* **Short exercise**: Check each line of the listing below for the string "CLOSE", and copy the ones that have it.

>> Start Exercise input

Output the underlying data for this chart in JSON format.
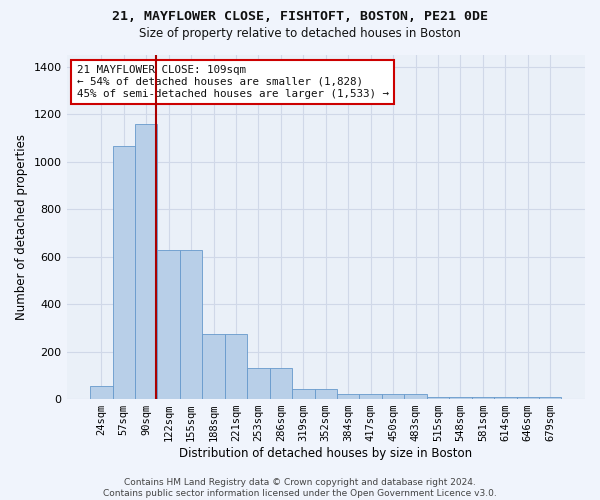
{
  "title_line1": "21, MAYFLOWER CLOSE, FISHTOFT, BOSTON, PE21 0DE",
  "title_line2": "Size of property relative to detached houses in Boston",
  "xlabel": "Distribution of detached houses by size in Boston",
  "ylabel": "Number of detached properties",
  "bar_labels": [
    "24sqm",
    "57sqm",
    "90sqm",
    "122sqm",
    "155sqm",
    "188sqm",
    "221sqm",
    "253sqm",
    "286sqm",
    "319sqm",
    "352sqm",
    "384sqm",
    "417sqm",
    "450sqm",
    "483sqm",
    "515sqm",
    "548sqm",
    "581sqm",
    "614sqm",
    "646sqm",
    "679sqm"
  ],
  "bar_heights": [
    57,
    1068,
    1160,
    630,
    630,
    275,
    275,
    130,
    130,
    43,
    43,
    20,
    20,
    20,
    20,
    8,
    8,
    8,
    8,
    8,
    8
  ],
  "bar_color": "#b8cfe8",
  "bar_edge_color": "#6699cc",
  "grid_color": "#d0d8e8",
  "background_color": "#eaf0f8",
  "fig_background_color": "#f0f4fc",
  "vline_pos": 2.42,
  "vline_color": "#aa0000",
  "annotation_text": "21 MAYFLOWER CLOSE: 109sqm\n← 54% of detached houses are smaller (1,828)\n45% of semi-detached houses are larger (1,533) →",
  "annotation_box_color": "#ffffff",
  "annotation_box_edge_color": "#cc0000",
  "ylim": [
    0,
    1450
  ],
  "yticks": [
    0,
    200,
    400,
    600,
    800,
    1000,
    1200,
    1400
  ],
  "footer_text": "Contains HM Land Registry data © Crown copyright and database right 2024.\nContains public sector information licensed under the Open Government Licence v3.0."
}
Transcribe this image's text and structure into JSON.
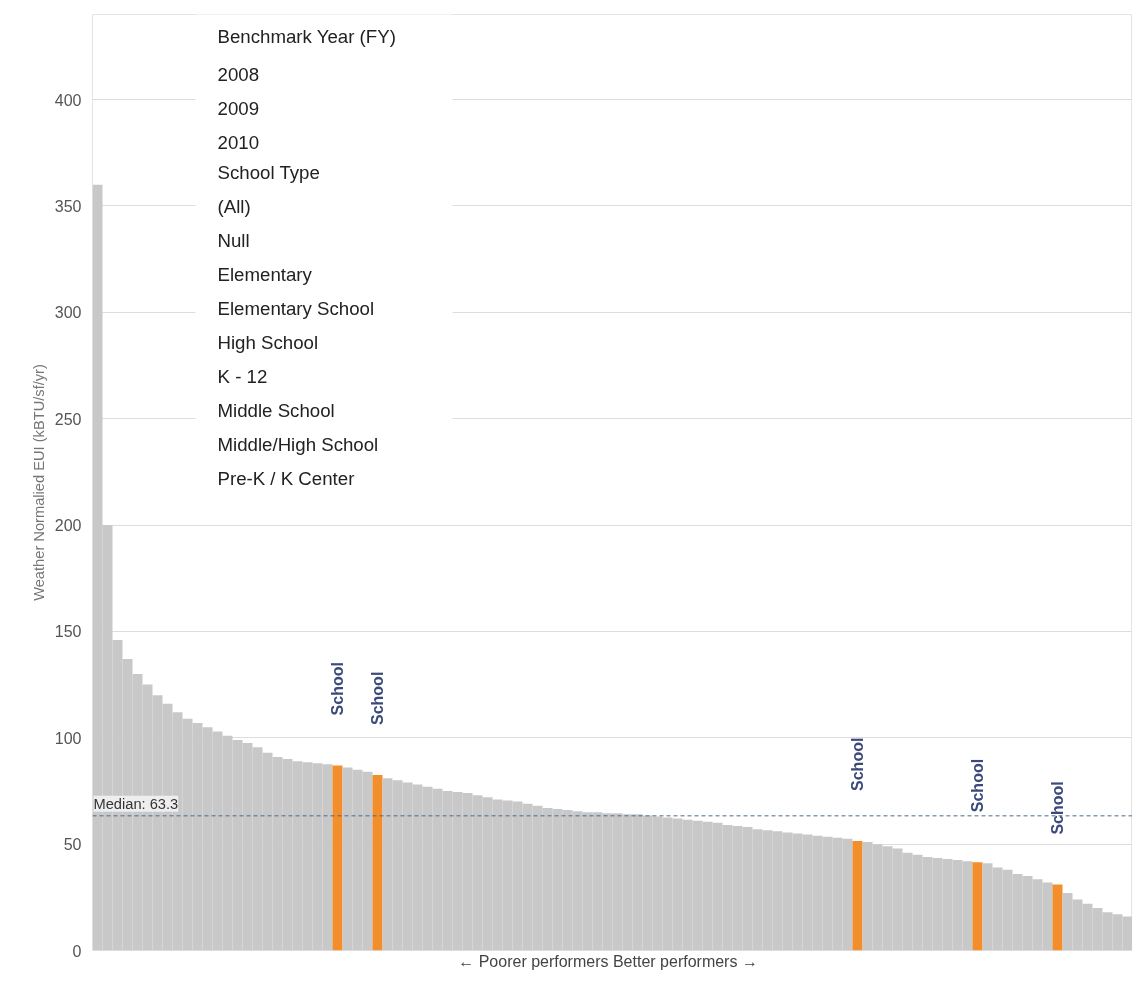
{
  "chart_data": {
    "type": "bar",
    "xlabel": "← Poorer performers   Better performers →",
    "ylabel": "Weather Normalied EUI (kBTU/sf/yr)",
    "categories": [
      null,
      null,
      null,
      null,
      null,
      null,
      null,
      null,
      null,
      null,
      null,
      null,
      null,
      null,
      null,
      null,
      null,
      null,
      null,
      null,
      null,
      null,
      null,
      null,
      null,
      null,
      null,
      null,
      null,
      null,
      null,
      null,
      null,
      null,
      null,
      null,
      null,
      null,
      null,
      null,
      null,
      null,
      null,
      null,
      null,
      null,
      null,
      null,
      null,
      null,
      null,
      null,
      null,
      null,
      null,
      null,
      null,
      null,
      null,
      null,
      null,
      null,
      null,
      null,
      null,
      null,
      null,
      null,
      null,
      null,
      null,
      null,
      null,
      null,
      null,
      null,
      null,
      null,
      null,
      null,
      null,
      null,
      null,
      null,
      null,
      null,
      null,
      null,
      null,
      null,
      null,
      null,
      null,
      null,
      null,
      null,
      null,
      null,
      null,
      null,
      null,
      null,
      null,
      null
    ],
    "values": [
      360,
      200,
      146,
      137,
      130,
      125,
      120,
      116,
      112,
      109,
      107,
      105,
      103,
      101,
      99,
      97.5,
      95.5,
      93,
      91,
      90,
      89,
      88.5,
      88,
      87.5,
      87,
      86,
      85,
      84,
      82.5,
      81,
      80,
      79,
      78,
      77,
      76,
      75,
      74.5,
      74,
      73,
      72,
      71,
      70.5,
      70,
      69,
      68,
      67,
      66.5,
      66,
      65.5,
      65,
      65,
      64.5,
      64.5,
      64,
      64,
      63.5,
      63,
      62.5,
      62,
      61.5,
      61,
      60.5,
      60,
      59,
      58.5,
      58,
      57,
      56.5,
      56,
      55.5,
      55,
      54.5,
      54,
      53.5,
      53,
      52.5,
      51.5,
      51,
      50,
      49,
      48,
      46,
      45,
      44,
      43.5,
      43,
      42.5,
      42,
      41.5,
      41,
      39,
      38,
      36,
      35,
      33.5,
      32,
      31,
      27,
      24,
      22,
      20,
      18,
      17,
      16
    ],
    "colors": [
      "#c8c8c8",
      "#c8c8c8",
      "#c8c8c8",
      "#c8c8c8",
      "#c8c8c8",
      "#c8c8c8",
      "#c8c8c8",
      "#c8c8c8",
      "#c8c8c8",
      "#c8c8c8",
      "#c8c8c8",
      "#c8c8c8",
      "#c8c8c8",
      "#c8c8c8",
      "#c8c8c8",
      "#c8c8c8",
      "#c8c8c8",
      "#c8c8c8",
      "#c8c8c8",
      "#c8c8c8",
      "#c8c8c8",
      "#c8c8c8",
      "#c8c8c8",
      "#c8c8c8",
      "#f28e2b",
      "#c8c8c8",
      "#c8c8c8",
      "#c8c8c8",
      "#f28e2b",
      "#c8c8c8",
      "#c8c8c8",
      "#c8c8c8",
      "#c8c8c8",
      "#c8c8c8",
      "#c8c8c8",
      "#c8c8c8",
      "#c8c8c8",
      "#c8c8c8",
      "#c8c8c8",
      "#c8c8c8",
      "#c8c8c8",
      "#c8c8c8",
      "#c8c8c8",
      "#c8c8c8",
      "#c8c8c8",
      "#c8c8c8",
      "#c8c8c8",
      "#c8c8c8",
      "#c8c8c8",
      "#c8c8c8",
      "#c8c8c8",
      "#c8c8c8",
      "#c8c8c8",
      "#c8c8c8",
      "#c8c8c8",
      "#c8c8c8",
      "#c8c8c8",
      "#c8c8c8",
      "#c8c8c8",
      "#c8c8c8",
      "#c8c8c8",
      "#c8c8c8",
      "#c8c8c8",
      "#c8c8c8",
      "#c8c8c8",
      "#c8c8c8",
      "#c8c8c8",
      "#c8c8c8",
      "#c8c8c8",
      "#c8c8c8",
      "#c8c8c8",
      "#c8c8c8",
      "#c8c8c8",
      "#c8c8c8",
      "#c8c8c8",
      "#c8c8c8",
      "#f28e2b",
      "#c8c8c8",
      "#c8c8c8",
      "#c8c8c8",
      "#c8c8c8",
      "#c8c8c8",
      "#c8c8c8",
      "#c8c8c8",
      "#c8c8c8",
      "#c8c8c8",
      "#c8c8c8",
      "#c8c8c8",
      "#f28e2b",
      "#c8c8c8",
      "#c8c8c8",
      "#c8c8c8",
      "#c8c8c8",
      "#c8c8c8",
      "#c8c8c8",
      "#c8c8c8",
      "#f28e2b",
      "#c8c8c8",
      "#c8c8c8",
      "#c8c8c8",
      "#c8c8c8",
      "#c8c8c8",
      "#c8c8c8",
      "#c8c8c8"
    ],
    "value_labels": [
      null,
      null,
      null,
      null,
      null,
      null,
      null,
      null,
      null,
      null,
      null,
      null,
      null,
      null,
      null,
      null,
      null,
      null,
      null,
      null,
      null,
      null,
      null,
      null,
      "School",
      null,
      null,
      null,
      "School",
      null,
      null,
      null,
      null,
      null,
      null,
      null,
      null,
      null,
      null,
      null,
      null,
      null,
      null,
      null,
      null,
      null,
      null,
      null,
      null,
      null,
      null,
      null,
      null,
      null,
      null,
      null,
      null,
      null,
      null,
      null,
      null,
      null,
      null,
      null,
      null,
      null,
      null,
      null,
      null,
      null,
      null,
      null,
      null,
      null,
      null,
      null,
      "School",
      null,
      null,
      null,
      null,
      null,
      null,
      null,
      null,
      null,
      null,
      null,
      "School",
      null,
      null,
      null,
      null,
      null,
      null,
      null,
      "School",
      null,
      null,
      null,
      null,
      null,
      null,
      null
    ],
    "ylim": [
      0,
      440
    ],
    "yticks": [
      0,
      50,
      100,
      150,
      200,
      250,
      300,
      350,
      400
    ],
    "grid": "y",
    "ref_lines": [
      {
        "axis": "y",
        "value": 63.3,
        "label": "Median: 63.3",
        "color": "#4a6a8a",
        "line_style": "dashed"
      }
    ],
    "annotations": [
      "Benchmark Year (FY)",
      "2008",
      "2009",
      "2010",
      "School Type",
      "(All)",
      "Null",
      "Elementary",
      "Elementary School",
      "High School",
      "K - 12",
      "Middle School",
      "Middle/High School",
      "Pre-K / K Center"
    ]
  }
}
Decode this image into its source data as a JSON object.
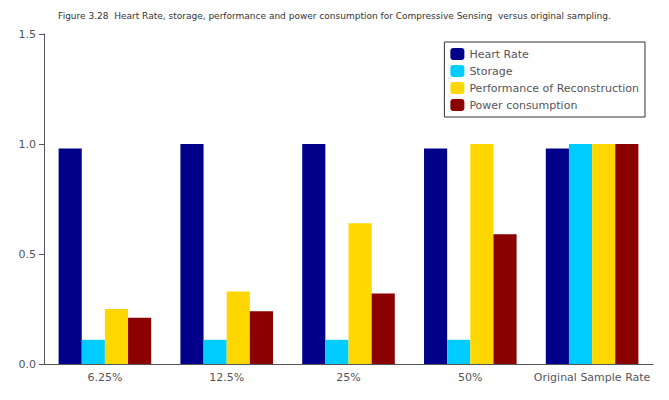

>> End Exercise input

* **Result for this task**:
  "title_line1": "21, MAYFLOWER CLOSE, FISHTOFT, BOSTON, PE21 0DE",
  "annotation_text": "21 MAYFLOWER CLOSE: 109sqm\n← 54% of detached houses are smaller (1,828)\n45% of semi-detached houses are larger (1,533) →",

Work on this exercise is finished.